» **Exercise prompt**
Where does the string "全国人大常委会持续推进合宪性审查" appear? Copy every line of the entries below that holds it.
- - - -
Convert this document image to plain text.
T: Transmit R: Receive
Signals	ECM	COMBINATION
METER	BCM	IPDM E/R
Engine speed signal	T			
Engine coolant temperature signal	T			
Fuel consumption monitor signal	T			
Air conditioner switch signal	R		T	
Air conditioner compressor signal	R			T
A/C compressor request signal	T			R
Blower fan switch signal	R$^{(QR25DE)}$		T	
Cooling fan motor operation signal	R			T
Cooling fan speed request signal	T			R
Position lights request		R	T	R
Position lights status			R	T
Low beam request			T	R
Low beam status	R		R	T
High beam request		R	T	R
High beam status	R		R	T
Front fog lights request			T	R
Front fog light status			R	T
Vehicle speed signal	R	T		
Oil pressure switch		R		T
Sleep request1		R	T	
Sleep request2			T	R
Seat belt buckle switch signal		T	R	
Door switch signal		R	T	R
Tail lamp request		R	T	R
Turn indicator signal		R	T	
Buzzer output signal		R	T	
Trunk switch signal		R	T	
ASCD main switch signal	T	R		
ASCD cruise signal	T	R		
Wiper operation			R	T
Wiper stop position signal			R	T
- - - -
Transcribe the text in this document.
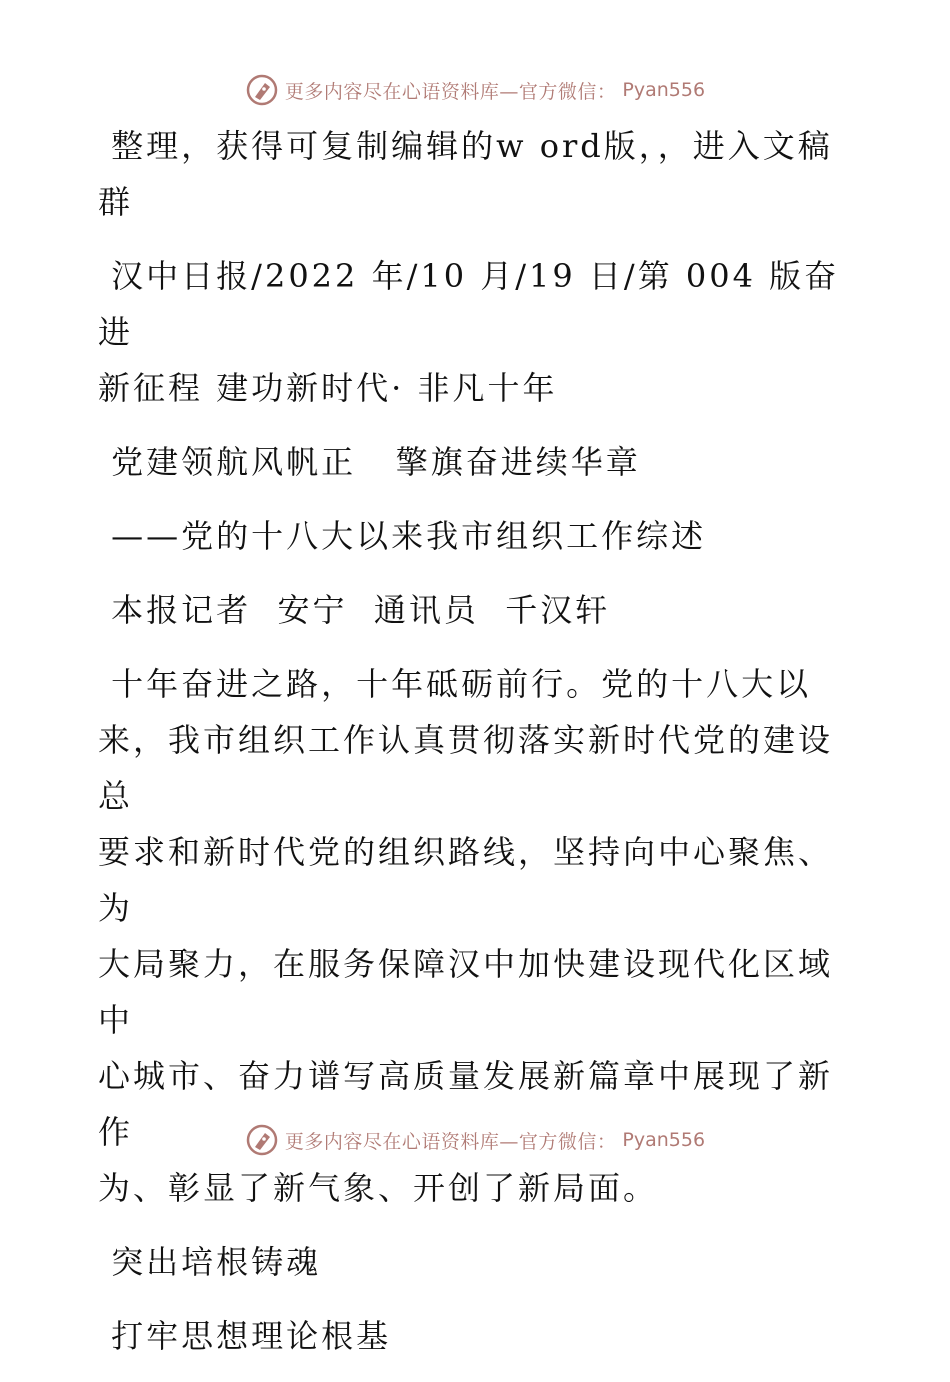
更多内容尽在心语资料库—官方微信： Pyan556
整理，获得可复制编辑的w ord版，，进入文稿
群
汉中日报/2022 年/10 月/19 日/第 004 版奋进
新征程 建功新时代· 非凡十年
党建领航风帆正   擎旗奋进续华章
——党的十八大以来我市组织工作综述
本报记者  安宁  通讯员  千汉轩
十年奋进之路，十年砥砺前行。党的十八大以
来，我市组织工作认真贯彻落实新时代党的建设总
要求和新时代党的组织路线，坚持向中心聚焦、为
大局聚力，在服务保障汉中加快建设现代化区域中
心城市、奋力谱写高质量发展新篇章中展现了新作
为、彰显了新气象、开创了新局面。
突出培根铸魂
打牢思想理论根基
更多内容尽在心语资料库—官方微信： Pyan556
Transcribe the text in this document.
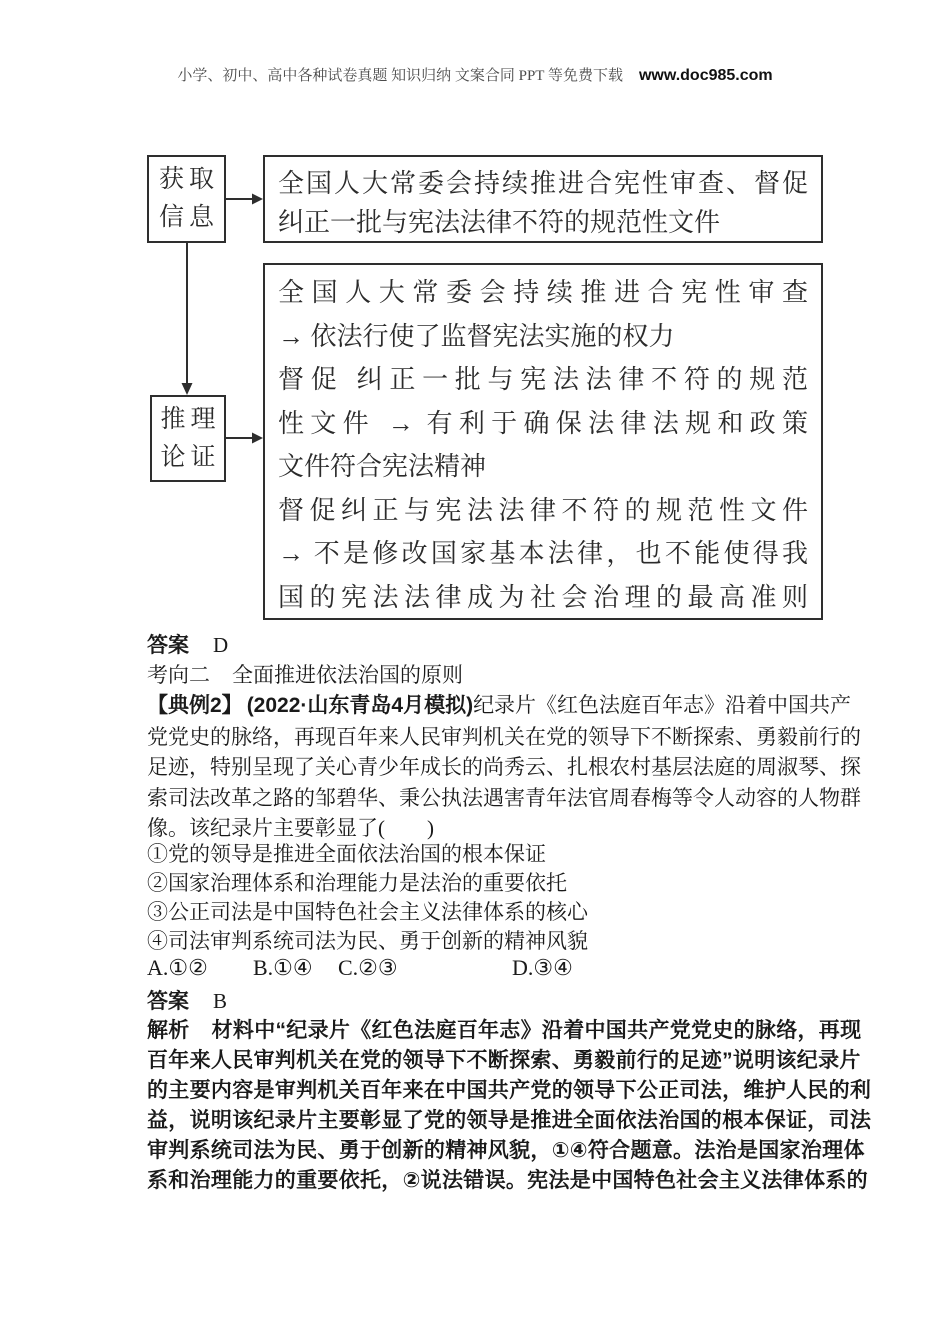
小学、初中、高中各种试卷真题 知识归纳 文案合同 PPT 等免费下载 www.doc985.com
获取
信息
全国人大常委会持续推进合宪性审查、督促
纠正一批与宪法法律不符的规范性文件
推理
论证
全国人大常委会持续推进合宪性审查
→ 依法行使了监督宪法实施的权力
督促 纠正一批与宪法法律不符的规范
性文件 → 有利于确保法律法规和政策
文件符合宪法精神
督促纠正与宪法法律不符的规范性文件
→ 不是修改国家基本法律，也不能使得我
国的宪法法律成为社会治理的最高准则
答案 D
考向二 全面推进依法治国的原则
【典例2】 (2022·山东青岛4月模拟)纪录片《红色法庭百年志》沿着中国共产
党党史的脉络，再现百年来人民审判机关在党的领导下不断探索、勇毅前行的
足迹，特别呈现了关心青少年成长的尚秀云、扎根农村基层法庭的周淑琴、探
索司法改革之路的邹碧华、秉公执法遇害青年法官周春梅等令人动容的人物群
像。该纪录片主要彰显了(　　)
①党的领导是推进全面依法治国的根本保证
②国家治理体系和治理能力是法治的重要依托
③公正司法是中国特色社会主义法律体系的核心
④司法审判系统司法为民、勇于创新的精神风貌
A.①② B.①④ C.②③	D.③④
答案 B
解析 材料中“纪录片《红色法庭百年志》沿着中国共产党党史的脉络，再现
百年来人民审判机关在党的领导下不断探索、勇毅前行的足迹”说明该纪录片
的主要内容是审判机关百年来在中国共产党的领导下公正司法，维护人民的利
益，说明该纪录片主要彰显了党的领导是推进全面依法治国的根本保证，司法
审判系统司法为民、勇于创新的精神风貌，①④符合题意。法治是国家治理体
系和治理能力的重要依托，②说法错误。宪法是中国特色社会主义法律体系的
- - - -
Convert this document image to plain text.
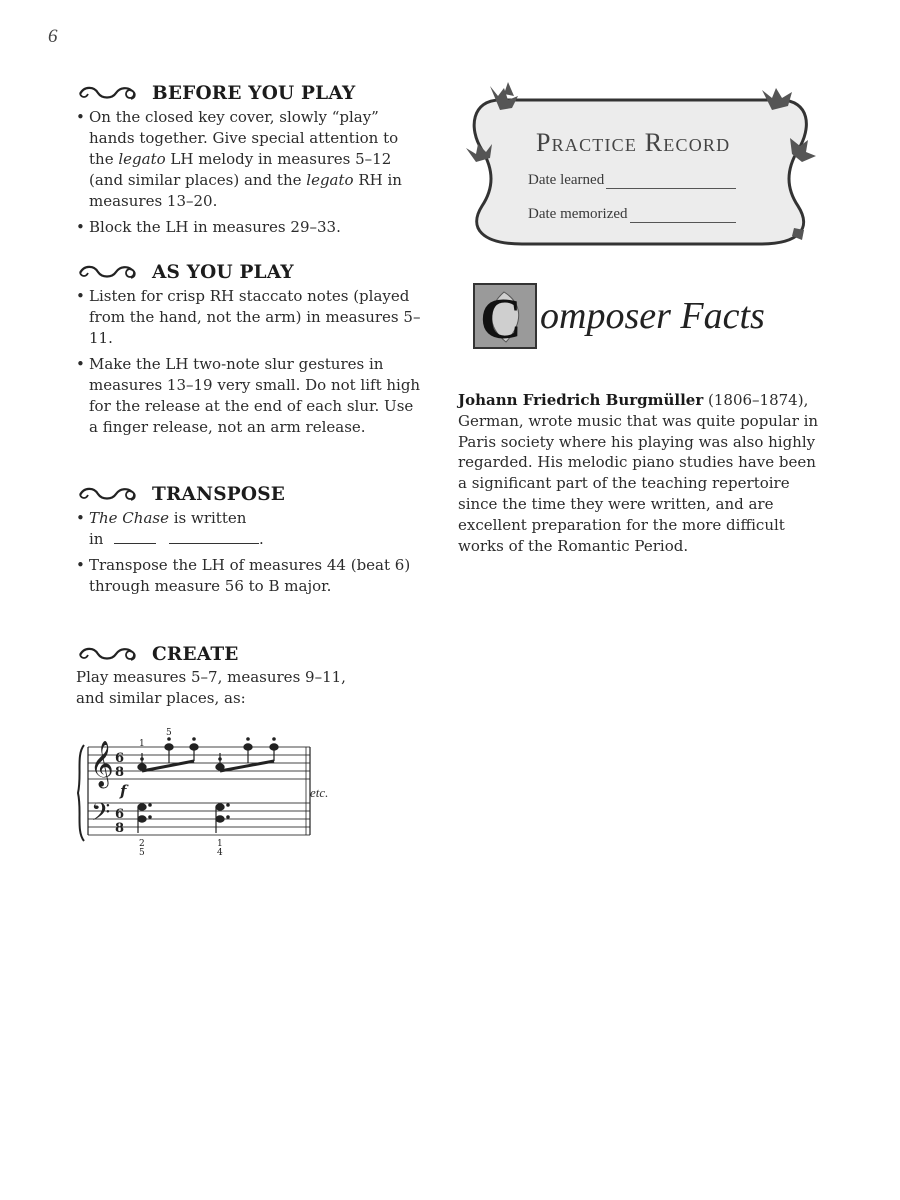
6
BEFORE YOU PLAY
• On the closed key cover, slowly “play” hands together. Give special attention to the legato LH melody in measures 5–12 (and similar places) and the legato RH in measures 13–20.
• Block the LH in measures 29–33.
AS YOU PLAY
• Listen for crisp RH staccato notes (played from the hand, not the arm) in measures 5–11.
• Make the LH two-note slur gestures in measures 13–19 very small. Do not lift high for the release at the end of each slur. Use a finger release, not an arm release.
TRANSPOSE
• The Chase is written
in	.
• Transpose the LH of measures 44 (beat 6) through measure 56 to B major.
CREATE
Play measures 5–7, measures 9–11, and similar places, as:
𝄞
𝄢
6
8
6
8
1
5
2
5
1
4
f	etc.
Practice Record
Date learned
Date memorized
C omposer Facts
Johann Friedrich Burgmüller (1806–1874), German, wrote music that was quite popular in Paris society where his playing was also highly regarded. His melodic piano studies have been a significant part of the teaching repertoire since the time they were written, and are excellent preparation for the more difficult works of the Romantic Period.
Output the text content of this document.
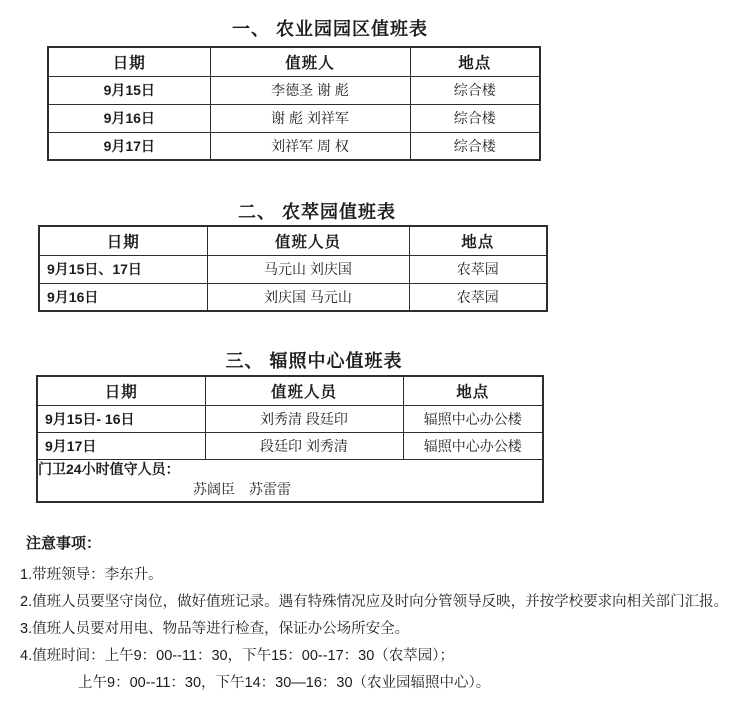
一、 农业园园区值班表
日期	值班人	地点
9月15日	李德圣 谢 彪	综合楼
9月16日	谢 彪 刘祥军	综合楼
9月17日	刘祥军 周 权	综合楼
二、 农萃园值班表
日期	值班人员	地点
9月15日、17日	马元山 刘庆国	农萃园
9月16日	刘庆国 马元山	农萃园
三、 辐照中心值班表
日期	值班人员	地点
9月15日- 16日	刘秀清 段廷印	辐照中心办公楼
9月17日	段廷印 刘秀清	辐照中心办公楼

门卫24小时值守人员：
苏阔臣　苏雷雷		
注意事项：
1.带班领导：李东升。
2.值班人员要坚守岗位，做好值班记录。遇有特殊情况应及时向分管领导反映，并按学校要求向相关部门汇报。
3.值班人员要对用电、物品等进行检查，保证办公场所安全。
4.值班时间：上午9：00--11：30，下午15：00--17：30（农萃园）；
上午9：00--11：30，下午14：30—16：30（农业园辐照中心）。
- - - -
» **Full response**
全国人大常委会持续推进合宪性审查、督促
全国人大常委会持续推进合宪性审查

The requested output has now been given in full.